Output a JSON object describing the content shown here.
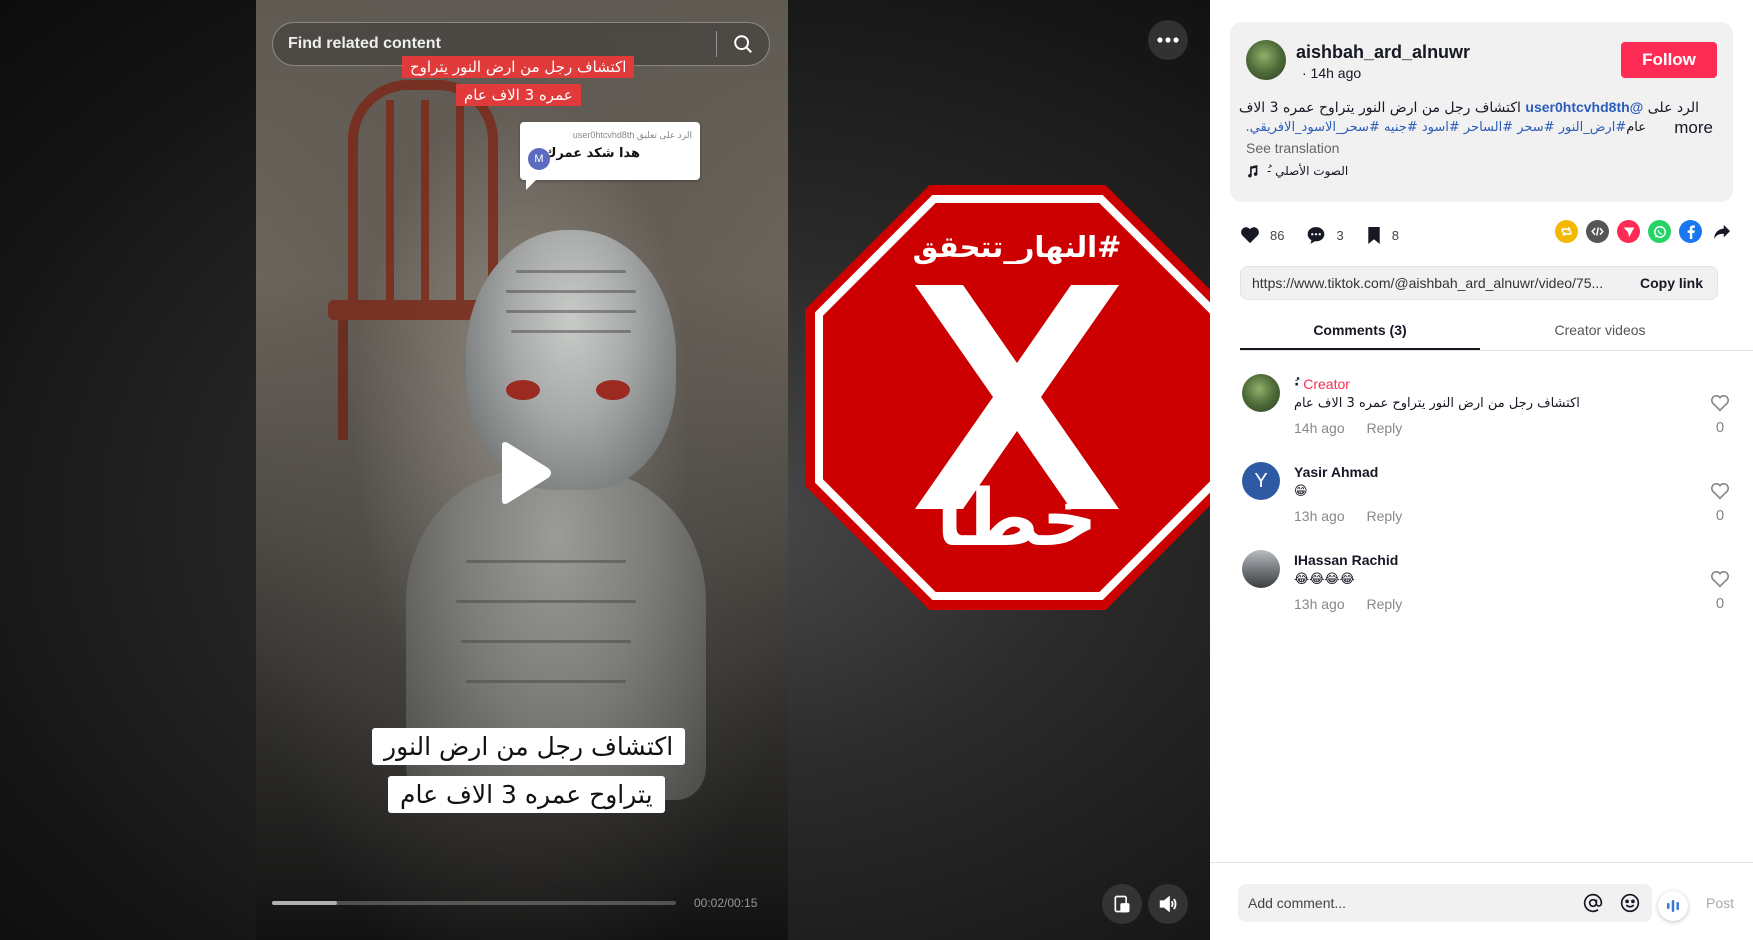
{
  "player": {
    "search_placeholder": "Find related content",
    "top_caption_line1": "اكتشاف رجل من ارض النور يتراوح",
    "top_caption_line2": "عمره 3 الاف عام",
    "reply_card_small": "الرد على تعليق user0htcvhd8th",
    "reply_card_text": "هدا شكد عمرك",
    "reply_card_avatar_letter": "M",
    "bottom_caption_line1": "اكتشاف رجل من ارض النور",
    "bottom_caption_line2": "يتراوح عمره 3 الاف عام",
    "time": "00:02/00:15",
    "progress_fraction": 0.16
  },
  "stop_sign": {
    "hashtag": "#النهار_تتحقق",
    "mark": "X",
    "verdict": "خطأ",
    "color": "#cc0000"
  },
  "post": {
    "author": "aishbah_ard_alnuwr",
    "time": "· 14h ago",
    "follow_label": "Follow",
    "desc_prefix": "الرد على",
    "desc_mention": "@user0htcvhd8th",
    "desc_rest": "اكتشاف رجل من ارض النور يتراوح عمره 3 الاف",
    "desc_line2_word": "عام",
    "desc_line2_tags": "#ارض_النور #سحر #الساحر #اسود #جنيه #سحر_الاسود_الافريقي...",
    "more_label": "more",
    "see_translation": "See translation",
    "music": "الصوت الأصلي -ُ"
  },
  "actions": {
    "likes": "86",
    "comments": "3",
    "saves": "8"
  },
  "share_colors": {
    "repost": "#f5b800",
    "embed": "#555555",
    "tiktok": "#fe2c55",
    "whatsapp": "#25d366",
    "facebook": "#1877f2"
  },
  "link": {
    "url": "https://www.tiktok.com/@aishbah_ard_alnuwr/video/75...",
    "copy_label": "Copy link"
  },
  "tabs": {
    "comments": "Comments (3)",
    "creator_videos": "Creator videos"
  },
  "comments": [
    {
      "name": "·ُ",
      "badge": "Creator",
      "text": "اكتشاف رجل من ارض النور يتراوح عمره 3 الاف عام",
      "time": "14h ago",
      "reply": "Reply",
      "likes": "0",
      "avatar_letter": "",
      "avatar_color": "#4f6b38"
    },
    {
      "name": "Yasir Ahmad",
      "badge": "",
      "text": "😁",
      "time": "13h ago",
      "reply": "Reply",
      "likes": "0",
      "avatar_letter": "Y",
      "avatar_color": "#2d5aa3"
    },
    {
      "name": "IHassan Rachid",
      "badge": "",
      "text": "😂😂😂😂",
      "time": "13h ago",
      "reply": "Reply",
      "likes": "0",
      "avatar_letter": "",
      "avatar_color": "#6f7478"
    }
  ],
  "footer": {
    "comment_placeholder": "Add comment...",
    "post_label": "Post"
  }
}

________________________

Your task is to repeat the data above exactly while excluding the pictures.

Output a JSON object describing the content shown here.
{
  "player": {
    "search_placeholder": "Find related content",
    "top_caption_line1": "اكتشاف رجل من ارض النور يتراوح",
    "top_caption_line2": "عمره 3 الاف عام",
    "reply_card_small": "الرد على تعليق user0htcvhd8th",
    "reply_card_text": "هدا شكد عمرك",
    "reply_card_avatar_letter": "M",
    "bottom_caption_line1": "اكتشاف رجل من ارض النور",
    "bottom_caption_line2": "يتراوح عمره 3 الاف عام",
    "time": "00:02/00:15",
    "progress_fraction": 0.16
  },
  "stop_sign": {
    "hashtag": "#النهار_تتحقق",
    "mark": "X",
    "verdict": "خطأ",
    "color": "#cc0000"
  },
  "post": {
    "author": "aishbah_ard_alnuwr",
    "time": "· 14h ago",
    "follow_label": "Follow",
    "desc_prefix": "الرد على",
    "desc_mention": "@user0htcvhd8th",
    "desc_rest": "اكتشاف رجل من ارض النور يتراوح عمره 3 الاف",
    "desc_line2_word": "عام",
    "desc_line2_tags": "#ارض_النور #سحر #الساحر #اسود #جنيه #سحر_الاسود_الافريقي...",
    "more_label": "more",
    "see_translation": "See translation",
    "music": "الصوت الأصلي -ُ"
  },
  "actions": {
    "likes": "86",
    "comments": "3",
    "saves": "8"
  },
  "share_colors": {
    "repost": "#f5b800",
    "embed": "#555555",
    "tiktok": "#fe2c55",
    "whatsapp": "#25d366",
    "facebook": "#1877f2"
  },
  "link": {
    "url": "https://www.tiktok.com/@aishbah_ard_alnuwr/video/75...",
    "copy_label": "Copy link"
  },
  "tabs": {
    "comments": "Comments (3)",
    "creator_videos": "Creator videos"
  },
  "comments": [
    {
      "name": "·ُ",
      "badge": "Creator",
      "text": "اكتشاف رجل من ارض النور يتراوح عمره 3 الاف عام",
      "time": "14h ago",
      "reply": "Reply",
      "likes": "0",
      "avatar_letter": "",
      "avatar_color": "#4f6b38"
    },
    {
      "name": "Yasir Ahmad",
      "badge": "",
      "text": "😁",
      "time": "13h ago",
      "reply": "Reply",
      "likes": "0",
      "avatar_letter": "Y",
      "avatar_color": "#2d5aa3"
    },
    {
      "name": "IHassan Rachid",
      "badge": "",
      "text": "😂😂😂😂",
      "time": "13h ago",
      "reply": "Reply",
      "likes": "0",
      "avatar_letter": "",
      "avatar_color": "#6f7478"
    }
  ],
  "footer": {
    "comment_placeholder": "Add comment...",
    "post_label": "Post"
  }
}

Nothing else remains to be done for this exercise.